• WORK TO COMPLETE
From the entries that follow, extract each line holding the string "total".

Raw records:

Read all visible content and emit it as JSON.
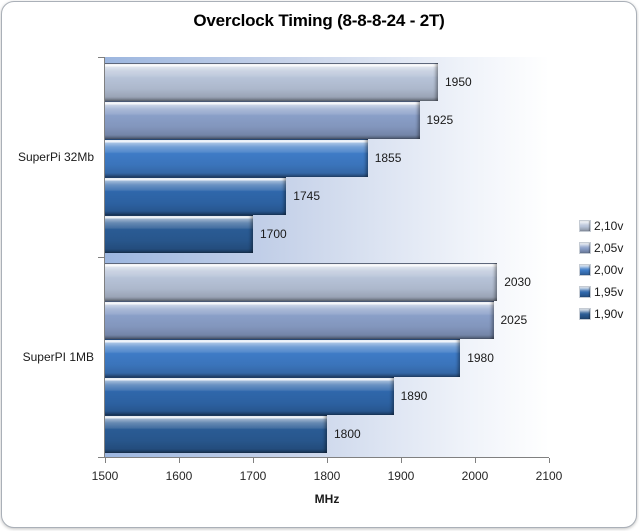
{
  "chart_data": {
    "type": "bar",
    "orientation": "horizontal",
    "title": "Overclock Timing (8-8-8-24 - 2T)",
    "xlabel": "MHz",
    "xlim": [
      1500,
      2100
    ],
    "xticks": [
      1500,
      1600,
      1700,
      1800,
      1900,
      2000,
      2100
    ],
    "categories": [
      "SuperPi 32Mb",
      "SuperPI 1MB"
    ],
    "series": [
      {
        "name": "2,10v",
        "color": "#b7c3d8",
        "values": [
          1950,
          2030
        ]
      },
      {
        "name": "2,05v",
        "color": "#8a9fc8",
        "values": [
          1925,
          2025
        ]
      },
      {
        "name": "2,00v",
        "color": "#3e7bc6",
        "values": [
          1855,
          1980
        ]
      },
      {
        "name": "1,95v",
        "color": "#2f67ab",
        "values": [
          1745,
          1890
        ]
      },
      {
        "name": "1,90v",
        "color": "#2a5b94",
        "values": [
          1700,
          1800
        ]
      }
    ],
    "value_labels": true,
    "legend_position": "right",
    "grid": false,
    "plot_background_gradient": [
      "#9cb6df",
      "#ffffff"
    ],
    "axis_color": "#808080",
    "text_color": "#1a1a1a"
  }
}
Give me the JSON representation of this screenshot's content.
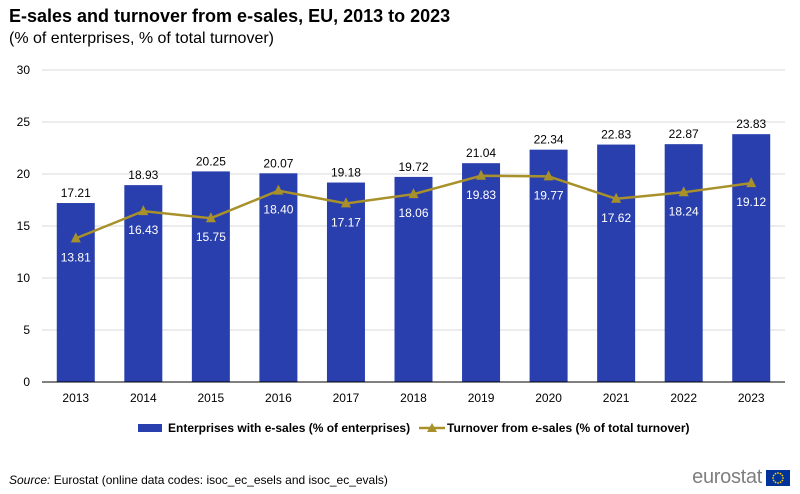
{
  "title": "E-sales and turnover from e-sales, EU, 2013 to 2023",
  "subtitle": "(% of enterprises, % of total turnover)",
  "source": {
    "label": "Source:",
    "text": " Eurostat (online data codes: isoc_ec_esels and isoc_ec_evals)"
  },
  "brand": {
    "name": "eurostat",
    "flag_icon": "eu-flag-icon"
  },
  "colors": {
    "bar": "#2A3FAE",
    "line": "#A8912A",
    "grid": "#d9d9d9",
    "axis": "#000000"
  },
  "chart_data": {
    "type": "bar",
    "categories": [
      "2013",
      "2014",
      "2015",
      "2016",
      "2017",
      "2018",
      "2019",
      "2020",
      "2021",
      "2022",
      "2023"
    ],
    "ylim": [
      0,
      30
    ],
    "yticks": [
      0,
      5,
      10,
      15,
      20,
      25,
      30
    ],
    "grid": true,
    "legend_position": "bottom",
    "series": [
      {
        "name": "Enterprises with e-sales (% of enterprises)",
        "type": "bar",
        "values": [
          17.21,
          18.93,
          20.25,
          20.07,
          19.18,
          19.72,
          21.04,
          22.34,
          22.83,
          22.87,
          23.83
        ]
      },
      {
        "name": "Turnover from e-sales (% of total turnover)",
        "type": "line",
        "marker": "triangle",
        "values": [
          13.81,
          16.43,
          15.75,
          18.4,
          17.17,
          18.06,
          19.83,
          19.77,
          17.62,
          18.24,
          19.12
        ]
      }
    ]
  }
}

• OUTPUT OF THE TASK
  "subtitle": "(% of enterprises, % of total turnover)",
        "name": "Turnover from e-sales (% of total turnover)",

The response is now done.